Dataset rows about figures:
# # # # #

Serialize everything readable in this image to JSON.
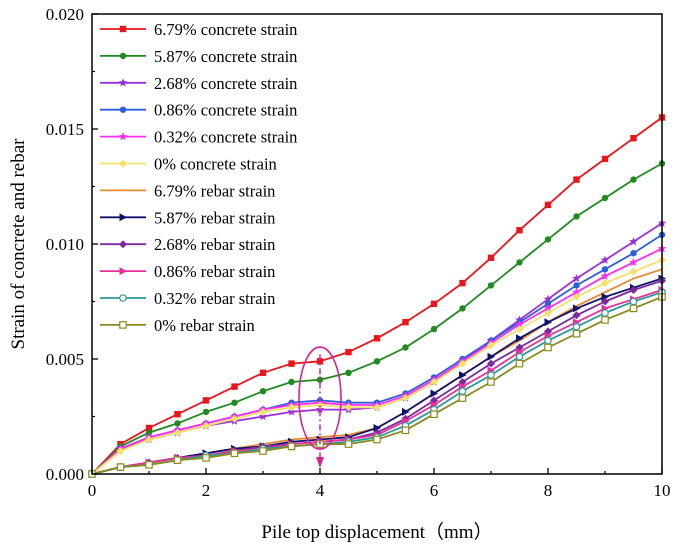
{
  "chart_data": {
    "type": "line",
    "title": "",
    "xlabel": "Pile top displacement（mm）",
    "ylabel": "Strain of concrete and rebar",
    "xlim": [
      0,
      10
    ],
    "ylim": [
      0,
      0.02
    ],
    "xticks": [
      "0",
      "2",
      "4",
      "6",
      "8",
      "10"
    ],
    "yticks": [
      "0.000",
      "0.005",
      "0.010",
      "0.015",
      "0.020"
    ],
    "legend_position": "top-left",
    "annotation": {
      "type": "ellipse-with-arrow",
      "x": 4,
      "label": ""
    },
    "series": [
      {
        "name": "6.79% concrete strain",
        "color": "#e8151b",
        "marker": "square",
        "x": [
          0,
          0.5,
          1,
          1.5,
          2,
          2.5,
          3,
          3.5,
          4,
          4.5,
          5,
          5.5,
          6,
          6.5,
          7,
          7.5,
          8,
          8.5,
          9,
          9.5,
          10
        ],
        "y": [
          0,
          0.0013,
          0.002,
          0.0026,
          0.0032,
          0.0038,
          0.0044,
          0.0048,
          0.0049,
          0.0053,
          0.0059,
          0.0066,
          0.0074,
          0.0083,
          0.0094,
          0.0106,
          0.0117,
          0.0128,
          0.0137,
          0.0146,
          0.0155
        ]
      },
      {
        "name": "5.87% concrete strain",
        "color": "#1f8a1f",
        "marker": "circle",
        "x": [
          0,
          0.5,
          1,
          1.5,
          2,
          2.5,
          3,
          3.5,
          4,
          4.5,
          5,
          5.5,
          6,
          6.5,
          7,
          7.5,
          8,
          8.5,
          9,
          9.5,
          10
        ],
        "y": [
          0,
          0.0012,
          0.0018,
          0.0022,
          0.0027,
          0.0031,
          0.0036,
          0.004,
          0.0041,
          0.0044,
          0.0049,
          0.0055,
          0.0063,
          0.0072,
          0.0082,
          0.0092,
          0.0102,
          0.0112,
          0.012,
          0.0128,
          0.0135
        ]
      },
      {
        "name": "2.68% concrete strain",
        "color": "#9b30d9",
        "marker": "star",
        "x": [
          0,
          0.5,
          1,
          1.5,
          2,
          2.5,
          3,
          3.5,
          4,
          4.5,
          5,
          5.5,
          6,
          6.5,
          7,
          7.5,
          8,
          8.5,
          9,
          9.5,
          10
        ],
        "y": [
          0,
          0.0011,
          0.0015,
          0.0018,
          0.0021,
          0.0023,
          0.0025,
          0.0027,
          0.0028,
          0.0028,
          0.0029,
          0.0033,
          0.004,
          0.0049,
          0.0058,
          0.0067,
          0.0076,
          0.0085,
          0.0093,
          0.0101,
          0.0109
        ]
      },
      {
        "name": "0.86% concrete strain",
        "color": "#2c5fd9",
        "marker": "circle",
        "x": [
          0,
          0.5,
          1,
          1.5,
          2,
          2.5,
          3,
          3.5,
          4,
          4.5,
          5,
          5.5,
          6,
          6.5,
          7,
          7.5,
          8,
          8.5,
          9,
          9.5,
          10
        ],
        "y": [
          0,
          0.0011,
          0.0016,
          0.0019,
          0.0022,
          0.0025,
          0.0028,
          0.0031,
          0.0032,
          0.0031,
          0.0031,
          0.0035,
          0.0042,
          0.005,
          0.0058,
          0.0066,
          0.0074,
          0.0082,
          0.0089,
          0.0096,
          0.0104
        ]
      },
      {
        "name": "0.32% concrete strain",
        "color": "#ff2cf2",
        "marker": "star",
        "x": [
          0,
          0.5,
          1,
          1.5,
          2,
          2.5,
          3,
          3.5,
          4,
          4.5,
          5,
          5.5,
          6,
          6.5,
          7,
          7.5,
          8,
          8.5,
          9,
          9.5,
          10
        ],
        "y": [
          0,
          0.0011,
          0.0016,
          0.0019,
          0.0022,
          0.0025,
          0.0028,
          0.003,
          0.0031,
          0.003,
          0.003,
          0.0034,
          0.0041,
          0.0049,
          0.0057,
          0.0065,
          0.0072,
          0.0079,
          0.0086,
          0.0092,
          0.0098
        ]
      },
      {
        "name": "0% concrete strain",
        "color": "#f5e06a",
        "marker": "diamond",
        "x": [
          0,
          0.5,
          1,
          1.5,
          2,
          2.5,
          3,
          3.5,
          4,
          4.5,
          5,
          5.5,
          6,
          6.5,
          7,
          7.5,
          8,
          8.5,
          9,
          9.5,
          10
        ],
        "y": [
          0,
          0.001,
          0.0015,
          0.0018,
          0.0021,
          0.0024,
          0.0027,
          0.0029,
          0.003,
          0.0029,
          0.0029,
          0.0033,
          0.004,
          0.0048,
          0.0056,
          0.0063,
          0.007,
          0.0077,
          0.0083,
          0.0088,
          0.0093
        ]
      },
      {
        "name": "6.79% rebar strain",
        "color": "#e88a2c",
        "marker": "none",
        "x": [
          0,
          0.5,
          1,
          1.5,
          2,
          2.5,
          3,
          3.5,
          4,
          4.5,
          5,
          5.5,
          6,
          6.5,
          7,
          7.5,
          8,
          8.5,
          9,
          9.5,
          10
        ],
        "y": [
          0,
          0.0003,
          0.0005,
          0.0007,
          0.0009,
          0.0011,
          0.0013,
          0.0015,
          0.0016,
          0.0017,
          0.002,
          0.0027,
          0.0035,
          0.0043,
          0.0051,
          0.0058,
          0.0066,
          0.0073,
          0.0079,
          0.0085,
          0.0089
        ]
      },
      {
        "name": "5.87% rebar strain",
        "color": "#12126e",
        "marker": "triangle-right",
        "x": [
          0,
          0.5,
          1,
          1.5,
          2,
          2.5,
          3,
          3.5,
          4,
          4.5,
          5,
          5.5,
          6,
          6.5,
          7,
          7.5,
          8,
          8.5,
          9,
          9.5,
          10
        ],
        "y": [
          0,
          0.0003,
          0.0005,
          0.0007,
          0.0009,
          0.0011,
          0.0012,
          0.0014,
          0.0015,
          0.0016,
          0.002,
          0.0027,
          0.0035,
          0.0043,
          0.0051,
          0.0059,
          0.0066,
          0.0072,
          0.0077,
          0.0081,
          0.0085
        ]
      },
      {
        "name": "2.68% rebar strain",
        "color": "#7a2a9e",
        "marker": "diamond",
        "x": [
          0,
          0.5,
          1,
          1.5,
          2,
          2.5,
          3,
          3.5,
          4,
          4.5,
          5,
          5.5,
          6,
          6.5,
          7,
          7.5,
          8,
          8.5,
          9,
          9.5,
          10
        ],
        "y": [
          0,
          0.0003,
          0.0005,
          0.0007,
          0.0008,
          0.001,
          0.0012,
          0.0013,
          0.0014,
          0.0015,
          0.0018,
          0.0024,
          0.0032,
          0.004,
          0.0048,
          0.0055,
          0.0062,
          0.0069,
          0.0075,
          0.008,
          0.0084
        ]
      },
      {
        "name": "0.86% rebar strain",
        "color": "#e8309b",
        "marker": "triangle-right",
        "x": [
          0,
          0.5,
          1,
          1.5,
          2,
          2.5,
          3,
          3.5,
          4,
          4.5,
          5,
          5.5,
          6,
          6.5,
          7,
          7.5,
          8,
          8.5,
          9,
          9.5,
          10
        ],
        "y": [
          0,
          0.0003,
          0.0005,
          0.0007,
          0.0008,
          0.001,
          0.0011,
          0.0013,
          0.0014,
          0.0015,
          0.0017,
          0.0023,
          0.003,
          0.0038,
          0.0045,
          0.0053,
          0.006,
          0.0066,
          0.0072,
          0.0076,
          0.008
        ]
      },
      {
        "name": "0.32% rebar strain",
        "color": "#2a9a9a",
        "marker": "circle-open",
        "x": [
          0,
          0.5,
          1,
          1.5,
          2,
          2.5,
          3,
          3.5,
          4,
          4.5,
          5,
          5.5,
          6,
          6.5,
          7,
          7.5,
          8,
          8.5,
          9,
          9.5,
          10
        ],
        "y": [
          0,
          0.0003,
          0.0004,
          0.0006,
          0.0008,
          0.0009,
          0.0011,
          0.0012,
          0.0013,
          0.0014,
          0.0016,
          0.0021,
          0.0028,
          0.0036,
          0.0043,
          0.0051,
          0.0058,
          0.0064,
          0.007,
          0.0075,
          0.0079
        ]
      },
      {
        "name": "0% rebar strain",
        "color": "#8a8a1c",
        "marker": "square-open",
        "x": [
          0,
          0.5,
          1,
          1.5,
          2,
          2.5,
          3,
          3.5,
          4,
          4.5,
          5,
          5.5,
          6,
          6.5,
          7,
          7.5,
          8,
          8.5,
          9,
          9.5,
          10
        ],
        "y": [
          0,
          0.0003,
          0.0004,
          0.0006,
          0.0007,
          0.0009,
          0.001,
          0.0012,
          0.0013,
          0.0013,
          0.0015,
          0.0019,
          0.0026,
          0.0033,
          0.004,
          0.0048,
          0.0055,
          0.0061,
          0.0067,
          0.0072,
          0.0077
        ]
      }
    ]
  }
}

# # # # #

#### [WHAT THIS TASK INVOLVES]
Determine the number of lines in the records that include the string "color", and respond with that number only.

#### [OUTPUT BELOW]
12